THE DATA:
------------------------

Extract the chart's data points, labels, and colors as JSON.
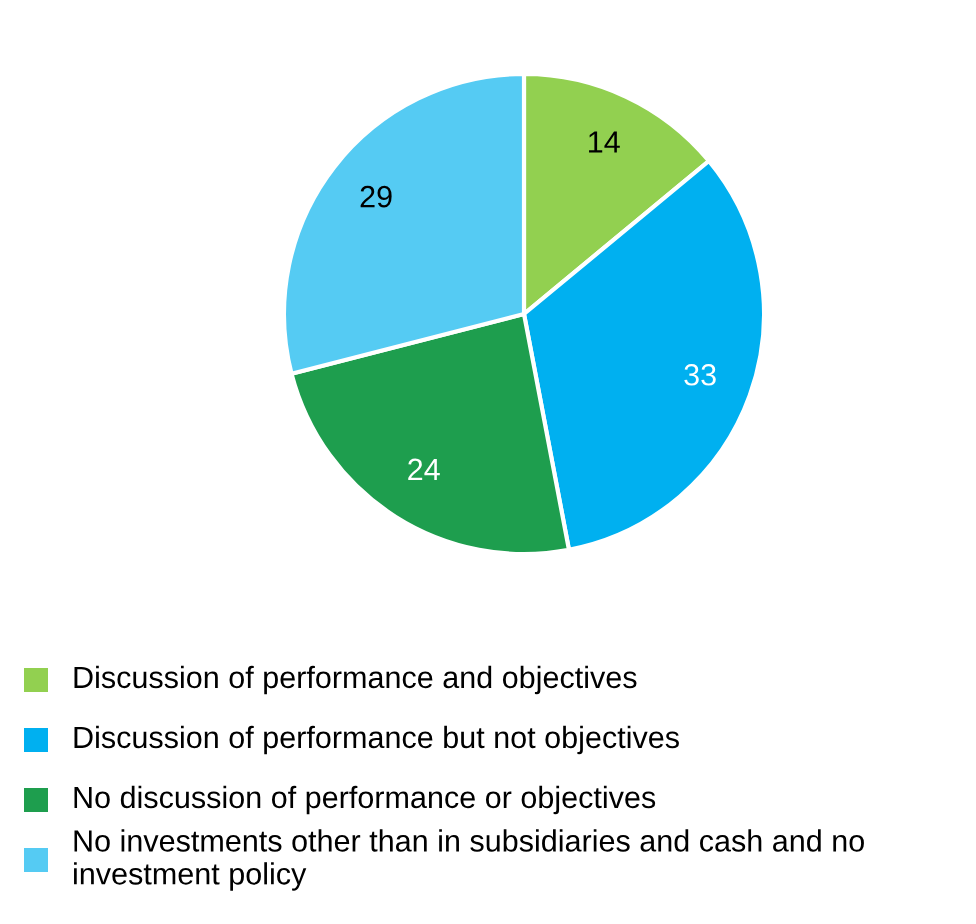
{
  "chart_data": {
    "type": "pie",
    "categories": [
      "Discussion of performance and objectives",
      "Discussion of performance but not objectives",
      "No discussion of performance or objectives",
      "No investments other than in subsidiaries and cash and no investment policy"
    ],
    "values": [
      14,
      33,
      24,
      29
    ],
    "colors": [
      "#92d050",
      "#00b0f0",
      "#1e9e4e",
      "#55cbf3"
    ],
    "data_labels": true,
    "legend": "bottom"
  }
}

------------------------

WORK REQUIRED: Reproduce the full listing faithfully, but do not carry over any pictures.

EXERCISE OUTPUT:
Extract the chart's data points, labels, and colors as JSON.
{
  "chart_data": {
    "type": "pie",
    "categories": [
      "Discussion of performance and objectives",
      "Discussion of performance but not objectives",
      "No discussion of performance or objectives",
      "No investments other than in subsidiaries and cash and no investment policy"
    ],
    "values": [
      14,
      33,
      24,
      29
    ],
    "colors": [
      "#92d050",
      "#00b0f0",
      "#1e9e4e",
      "#55cbf3"
    ],
    "data_labels": true,
    "legend": "bottom"
  }
}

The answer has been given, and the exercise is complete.